> _What you should do_
Locate every line in the records below that contains the word "离子方程式为", and copy each one.

:: Data provided ::

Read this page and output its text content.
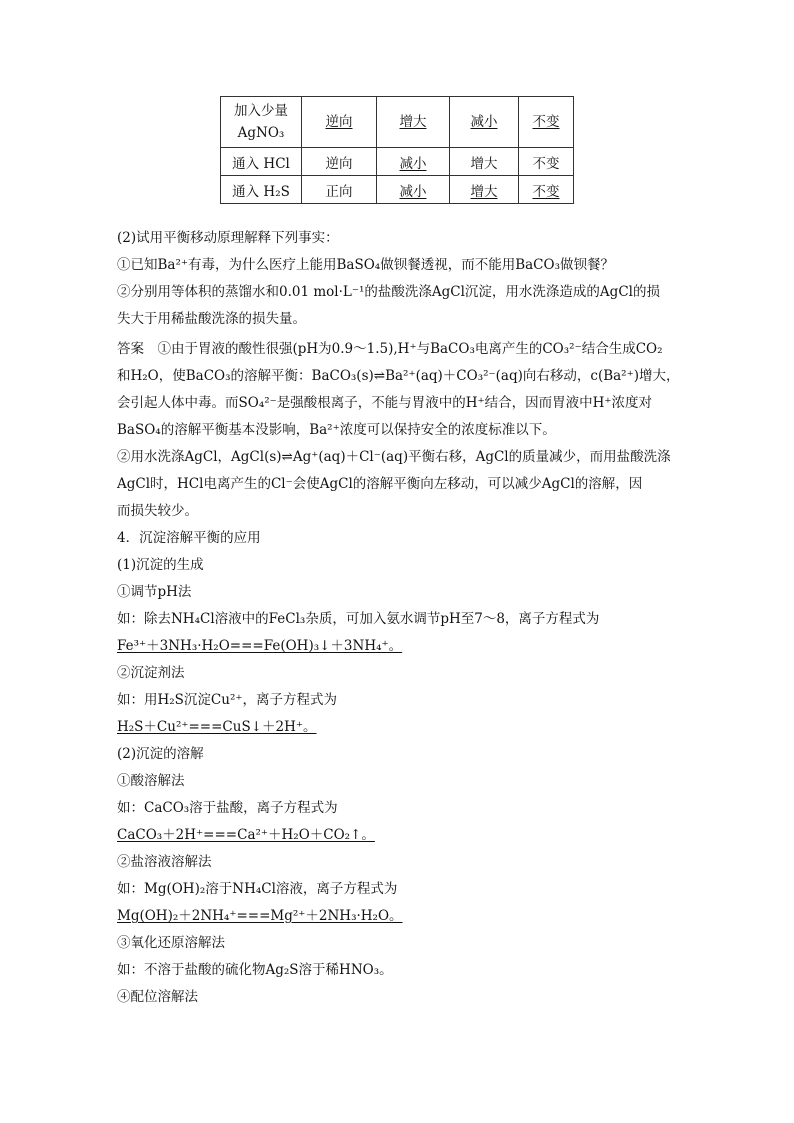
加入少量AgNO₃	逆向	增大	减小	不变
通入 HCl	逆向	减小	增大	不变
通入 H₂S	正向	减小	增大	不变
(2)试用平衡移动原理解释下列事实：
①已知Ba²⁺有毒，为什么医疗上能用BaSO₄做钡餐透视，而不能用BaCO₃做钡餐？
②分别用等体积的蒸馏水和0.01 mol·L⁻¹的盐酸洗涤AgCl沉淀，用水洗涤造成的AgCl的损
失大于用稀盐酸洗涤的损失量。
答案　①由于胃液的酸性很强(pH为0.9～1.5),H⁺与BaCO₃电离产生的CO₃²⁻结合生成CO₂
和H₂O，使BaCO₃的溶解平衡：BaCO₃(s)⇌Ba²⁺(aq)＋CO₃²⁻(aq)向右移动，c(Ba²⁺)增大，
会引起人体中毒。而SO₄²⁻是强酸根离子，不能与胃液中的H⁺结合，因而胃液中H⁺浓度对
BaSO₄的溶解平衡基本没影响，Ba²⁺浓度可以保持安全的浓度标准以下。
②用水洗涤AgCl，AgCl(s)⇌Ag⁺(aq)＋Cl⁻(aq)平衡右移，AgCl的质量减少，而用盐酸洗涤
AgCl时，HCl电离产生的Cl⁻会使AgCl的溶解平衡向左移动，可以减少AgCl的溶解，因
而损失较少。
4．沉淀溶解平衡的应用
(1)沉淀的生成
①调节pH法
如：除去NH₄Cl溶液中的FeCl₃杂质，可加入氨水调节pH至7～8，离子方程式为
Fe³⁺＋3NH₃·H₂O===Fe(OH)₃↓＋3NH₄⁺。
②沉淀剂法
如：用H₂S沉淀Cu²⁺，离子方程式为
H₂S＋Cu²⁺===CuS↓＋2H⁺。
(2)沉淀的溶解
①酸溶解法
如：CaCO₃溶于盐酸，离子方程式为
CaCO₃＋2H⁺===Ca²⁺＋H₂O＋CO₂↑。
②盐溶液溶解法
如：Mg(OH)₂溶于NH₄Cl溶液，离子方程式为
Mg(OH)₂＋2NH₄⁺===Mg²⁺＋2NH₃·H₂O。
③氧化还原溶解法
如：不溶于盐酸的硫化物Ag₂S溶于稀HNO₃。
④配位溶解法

:::

> _The completed task_
如：除去NH₄Cl溶液中的FeCl₃杂质，可加入氨水调节pH至7～8，离子方程式为
如：用H₂S沉淀Cu²⁺，离子方程式为
如：CaCO₃溶于盐酸，离子方程式为
如：Mg(OH)₂溶于NH₄Cl溶液，离子方程式为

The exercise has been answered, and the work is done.